### Dataset records
⁂

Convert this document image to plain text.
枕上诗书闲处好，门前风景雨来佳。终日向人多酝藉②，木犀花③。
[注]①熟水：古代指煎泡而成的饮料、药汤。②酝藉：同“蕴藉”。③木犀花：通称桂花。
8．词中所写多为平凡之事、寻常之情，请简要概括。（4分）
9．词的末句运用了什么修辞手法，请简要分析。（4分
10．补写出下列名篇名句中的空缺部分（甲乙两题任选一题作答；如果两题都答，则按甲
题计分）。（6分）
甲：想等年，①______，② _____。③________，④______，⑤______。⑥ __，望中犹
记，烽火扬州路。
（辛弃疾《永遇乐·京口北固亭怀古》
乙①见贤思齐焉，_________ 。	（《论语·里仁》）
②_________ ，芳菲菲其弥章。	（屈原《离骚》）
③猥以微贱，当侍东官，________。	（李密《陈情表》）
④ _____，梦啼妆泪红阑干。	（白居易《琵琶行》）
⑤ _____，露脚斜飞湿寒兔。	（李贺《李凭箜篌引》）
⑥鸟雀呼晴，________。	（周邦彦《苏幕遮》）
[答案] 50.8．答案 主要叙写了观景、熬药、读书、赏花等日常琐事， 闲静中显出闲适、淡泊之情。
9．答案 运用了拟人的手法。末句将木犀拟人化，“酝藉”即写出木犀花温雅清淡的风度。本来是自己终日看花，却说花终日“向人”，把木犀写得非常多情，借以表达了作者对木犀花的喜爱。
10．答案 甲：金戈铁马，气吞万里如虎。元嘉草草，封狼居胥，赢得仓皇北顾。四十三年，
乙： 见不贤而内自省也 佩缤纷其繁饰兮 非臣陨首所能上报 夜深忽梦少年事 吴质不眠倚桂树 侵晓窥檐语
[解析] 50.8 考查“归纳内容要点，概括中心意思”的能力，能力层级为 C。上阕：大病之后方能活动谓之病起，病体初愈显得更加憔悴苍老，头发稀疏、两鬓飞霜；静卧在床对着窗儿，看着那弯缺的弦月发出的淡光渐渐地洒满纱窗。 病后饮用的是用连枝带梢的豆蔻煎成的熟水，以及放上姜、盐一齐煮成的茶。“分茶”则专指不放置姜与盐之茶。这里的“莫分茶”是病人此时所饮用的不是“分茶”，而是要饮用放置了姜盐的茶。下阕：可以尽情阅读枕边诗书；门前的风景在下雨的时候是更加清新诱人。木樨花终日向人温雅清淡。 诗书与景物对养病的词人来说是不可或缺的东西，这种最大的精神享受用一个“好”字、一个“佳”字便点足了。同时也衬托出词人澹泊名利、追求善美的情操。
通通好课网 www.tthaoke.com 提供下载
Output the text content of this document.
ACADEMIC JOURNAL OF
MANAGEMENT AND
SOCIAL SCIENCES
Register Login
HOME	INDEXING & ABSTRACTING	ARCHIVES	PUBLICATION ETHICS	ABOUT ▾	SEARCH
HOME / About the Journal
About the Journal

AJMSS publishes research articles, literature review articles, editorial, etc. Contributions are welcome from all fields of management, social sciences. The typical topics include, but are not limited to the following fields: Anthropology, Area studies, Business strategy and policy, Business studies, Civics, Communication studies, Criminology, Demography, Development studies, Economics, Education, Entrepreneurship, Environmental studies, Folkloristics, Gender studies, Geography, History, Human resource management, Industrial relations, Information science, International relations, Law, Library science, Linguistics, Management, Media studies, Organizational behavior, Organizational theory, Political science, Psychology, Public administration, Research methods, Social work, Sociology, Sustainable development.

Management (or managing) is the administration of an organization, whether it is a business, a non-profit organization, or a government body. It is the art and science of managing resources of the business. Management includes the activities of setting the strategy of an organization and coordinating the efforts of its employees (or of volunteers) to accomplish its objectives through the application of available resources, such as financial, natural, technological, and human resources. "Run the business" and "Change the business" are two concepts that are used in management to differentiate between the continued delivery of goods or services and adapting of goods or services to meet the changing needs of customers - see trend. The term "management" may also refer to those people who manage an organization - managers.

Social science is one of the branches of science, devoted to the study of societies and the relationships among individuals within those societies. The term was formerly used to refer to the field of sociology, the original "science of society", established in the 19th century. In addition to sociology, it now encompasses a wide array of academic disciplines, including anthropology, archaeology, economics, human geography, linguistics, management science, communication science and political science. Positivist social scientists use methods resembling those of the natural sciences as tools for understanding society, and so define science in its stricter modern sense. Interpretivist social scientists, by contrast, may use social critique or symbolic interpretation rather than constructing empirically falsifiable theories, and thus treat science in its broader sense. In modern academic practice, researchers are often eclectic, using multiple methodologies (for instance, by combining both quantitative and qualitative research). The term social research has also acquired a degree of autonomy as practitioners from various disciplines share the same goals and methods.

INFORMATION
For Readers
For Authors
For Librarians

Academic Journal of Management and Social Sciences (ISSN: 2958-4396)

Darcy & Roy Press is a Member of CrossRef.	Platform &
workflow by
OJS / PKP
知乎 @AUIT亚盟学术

⁂

### Work to be completed
All of the entries should be written out again exactly.

### Answer to the exercise
Convert this document image to plain text.
枕上诗书闲处好，门前风景雨来佳。终日向人多酝藉②，木犀花③。
[注]①熟水：古代指煎泡而成的饮料、药汤。②酝藉：同“蕴藉”。③木犀花：通称桂花。
8．词中所写多为平凡之事、寻常之情，请简要概括。（4分）
9．词的末句运用了什么修辞手法，请简要分析。（4分
10．补写出下列名篇名句中的空缺部分（甲乙两题任选一题作答；如果两题都答，则按甲
题计分）。（6分）
甲：想等年，①______，② _____。③________，④______，⑤______。⑥ __，望中犹
记，烽火扬州路。
（辛弃疾《永遇乐·京口北固亭怀古》
乙①见贤思齐焉，_________ 。	（《论语·里仁》）
②_________ ，芳菲菲其弥章。	（屈原《离骚》）
③猥以微贱，当侍东官，________。	（李密《陈情表》）
④ _____，梦啼妆泪红阑干。	（白居易《琵琶行》）
⑤ _____，露脚斜飞湿寒兔。	（李贺《李凭箜篌引》）
⑥鸟雀呼晴，________。	（周邦彦《苏幕遮》）
[答案] 50.8．答案 主要叙写了观景、熬药、读书、赏花等日常琐事， 闲静中显出闲适、淡泊之情。
9．答案 运用了拟人的手法。末句将木犀拟人化，“酝藉”即写出木犀花温雅清淡的风度。本来是自己终日看花，却说花终日“向人”，把木犀写得非常多情，借以表达了作者对木犀花的喜爱。
10．答案 甲：金戈铁马，气吞万里如虎。元嘉草草，封狼居胥，赢得仓皇北顾。四十三年，
乙： 见不贤而内自省也 佩缤纷其繁饰兮 非臣陨首所能上报 夜深忽梦少年事 吴质不眠倚桂树 侵晓窥檐语
[解析] 50.8 考查“归纳内容要点，概括中心意思”的能力，能力层级为 C。上阕：大病之后方能活动谓之病起，病体初愈显得更加憔悴苍老，头发稀疏、两鬓飞霜；静卧在床对着窗儿，看着那弯缺的弦月发出的淡光渐渐地洒满纱窗。 病后饮用的是用连枝带梢的豆蔻煎成的熟水，以及放上姜、盐一齐煮成的茶。“分茶”则专指不放置姜与盐之茶。这里的“莫分茶”是病人此时所饮用的不是“分茶”，而是要饮用放置了姜盐的茶。下阕：可以尽情阅读枕边诗书；门前的风景在下雨的时候是更加清新诱人。木樨花终日向人温雅清淡。 诗书与景物对养病的词人来说是不可或缺的东西，这种最大的精神享受用一个“好”字、一个“佳”字便点足了。同时也衬托出词人澹泊名利、追求善美的情操。
通通好课网 www.tthaoke.com 提供下载
Output the text content of this document.
ACADEMIC JOURNAL OF
MANAGEMENT AND
SOCIAL SCIENCES
Register Login
HOME	INDEXING & ABSTRACTING	ARCHIVES	PUBLICATION ETHICS	ABOUT ▾	SEARCH
HOME / About the Journal
About the Journal

AJMSS publishes research articles, literature review articles, editorial, etc. Contributions are welcome from all fields of management, social sciences. The typical topics include, but are not limited to the following fields: Anthropology, Area studies, Business strategy and policy, Business studies, Civics, Communication studies, Criminology, Demography, Development studies, Economics, Education, Entrepreneurship, Environmental studies, Folkloristics, Gender studies, Geography, History, Human resource management, Industrial relations, Information science, International relations, Law, Library science, Linguistics, Management, Media studies, Organizational behavior, Organizational theory, Political science, Psychology, Public administration, Research methods, Social work, Sociology, Sustainable development.

Management (or managing) is the administration of an organization, whether it is a business, a non-profit organization, or a government body. It is the art and science of managing resources of the business. Management includes the activities of setting the strategy of an organization and coordinating the efforts of its employees (or of volunteers) to accomplish its objectives through the application of available resources, such as financial, natural, technological, and human resources. "Run the business" and "Change the business" are two concepts that are used in management to differentiate between the continued delivery of goods or services and adapting of goods or services to meet the changing needs of customers - see trend. The term "management" may also refer to those people who manage an organization - managers.

Social science is one of the branches of science, devoted to the study of societies and the relationships among individuals within those societies. The term was formerly used to refer to the field of sociology, the original "science of society", established in the 19th century. In addition to sociology, it now encompasses a wide array of academic disciplines, including anthropology, archaeology, economics, human geography, linguistics, management science, communication science and political science. Positivist social scientists use methods resembling those of the natural sciences as tools for understanding society, and so define science in its stricter modern sense. Interpretivist social scientists, by contrast, may use social critique or symbolic interpretation rather than constructing empirically falsifiable theories, and thus treat science in its broader sense. In modern academic practice, researchers are often eclectic, using multiple methodologies (for instance, by combining both quantitative and qualitative research). The term social research has also acquired a degree of autonomy as practitioners from various disciplines share the same goals and methods.

INFORMATION
For Readers
For Authors
For Librarians

Academic Journal of Management and Social Sciences (ISSN: 2958-4396)

Darcy & Roy Press is a Member of CrossRef.	Platform &
workflow by
OJS / PKP
知乎 @AUIT亚盟学术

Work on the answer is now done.